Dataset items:
►

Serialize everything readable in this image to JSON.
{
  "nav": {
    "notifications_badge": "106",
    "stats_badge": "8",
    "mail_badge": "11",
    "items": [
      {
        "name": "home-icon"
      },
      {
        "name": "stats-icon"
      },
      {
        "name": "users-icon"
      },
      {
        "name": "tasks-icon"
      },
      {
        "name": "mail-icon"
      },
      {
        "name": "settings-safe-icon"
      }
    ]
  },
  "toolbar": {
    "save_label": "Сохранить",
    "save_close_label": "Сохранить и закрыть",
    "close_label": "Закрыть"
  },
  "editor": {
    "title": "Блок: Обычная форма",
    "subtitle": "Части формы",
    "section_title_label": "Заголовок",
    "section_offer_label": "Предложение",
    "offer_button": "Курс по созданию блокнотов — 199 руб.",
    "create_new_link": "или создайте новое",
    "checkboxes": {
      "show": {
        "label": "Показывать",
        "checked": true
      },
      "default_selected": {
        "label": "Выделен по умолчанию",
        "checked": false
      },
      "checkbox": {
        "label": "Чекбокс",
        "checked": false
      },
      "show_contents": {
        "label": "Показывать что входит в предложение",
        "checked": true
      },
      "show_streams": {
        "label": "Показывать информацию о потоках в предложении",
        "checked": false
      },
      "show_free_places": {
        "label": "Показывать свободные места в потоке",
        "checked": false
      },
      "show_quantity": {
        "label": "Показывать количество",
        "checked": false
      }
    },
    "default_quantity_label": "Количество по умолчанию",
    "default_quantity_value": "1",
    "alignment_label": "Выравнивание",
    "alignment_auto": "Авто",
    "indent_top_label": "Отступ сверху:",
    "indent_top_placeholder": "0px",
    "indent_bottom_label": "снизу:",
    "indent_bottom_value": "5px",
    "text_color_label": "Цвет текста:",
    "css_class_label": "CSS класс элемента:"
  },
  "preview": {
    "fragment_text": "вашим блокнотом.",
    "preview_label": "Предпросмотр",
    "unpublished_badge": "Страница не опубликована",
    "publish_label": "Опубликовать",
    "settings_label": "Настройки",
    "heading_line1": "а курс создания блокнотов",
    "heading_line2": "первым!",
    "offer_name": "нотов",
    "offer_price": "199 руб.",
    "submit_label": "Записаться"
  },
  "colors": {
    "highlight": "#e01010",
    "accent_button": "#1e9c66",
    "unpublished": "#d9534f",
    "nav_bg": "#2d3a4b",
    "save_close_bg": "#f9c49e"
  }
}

◄
►

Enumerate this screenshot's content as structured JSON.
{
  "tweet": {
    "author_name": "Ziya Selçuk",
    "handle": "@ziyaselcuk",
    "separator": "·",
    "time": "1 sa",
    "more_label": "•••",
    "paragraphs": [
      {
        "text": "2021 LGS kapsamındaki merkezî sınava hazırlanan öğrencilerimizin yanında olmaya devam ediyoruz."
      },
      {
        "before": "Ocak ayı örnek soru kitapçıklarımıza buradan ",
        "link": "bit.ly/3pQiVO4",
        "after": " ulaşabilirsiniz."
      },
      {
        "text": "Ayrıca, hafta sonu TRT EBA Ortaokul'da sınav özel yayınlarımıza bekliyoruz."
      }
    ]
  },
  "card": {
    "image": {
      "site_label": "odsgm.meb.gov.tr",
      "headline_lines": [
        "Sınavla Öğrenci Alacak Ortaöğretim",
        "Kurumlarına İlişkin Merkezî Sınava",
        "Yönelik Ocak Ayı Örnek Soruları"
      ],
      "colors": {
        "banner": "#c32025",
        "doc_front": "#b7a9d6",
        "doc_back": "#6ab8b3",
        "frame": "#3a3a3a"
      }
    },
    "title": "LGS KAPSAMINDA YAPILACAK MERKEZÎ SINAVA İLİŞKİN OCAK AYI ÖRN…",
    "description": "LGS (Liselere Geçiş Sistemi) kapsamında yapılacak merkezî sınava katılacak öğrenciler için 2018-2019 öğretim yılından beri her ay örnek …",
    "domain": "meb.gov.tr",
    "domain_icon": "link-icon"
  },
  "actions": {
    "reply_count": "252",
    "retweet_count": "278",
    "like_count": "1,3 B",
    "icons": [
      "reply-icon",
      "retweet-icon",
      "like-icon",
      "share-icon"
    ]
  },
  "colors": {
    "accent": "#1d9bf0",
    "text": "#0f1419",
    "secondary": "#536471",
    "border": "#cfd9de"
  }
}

◄

Pick out the lines above containing the word "блокнотов", then copy them.

    "offer_button": "Курс по созданию блокнотов — 199 руб.",
    "heading_line1": "а курс создания блокнотов",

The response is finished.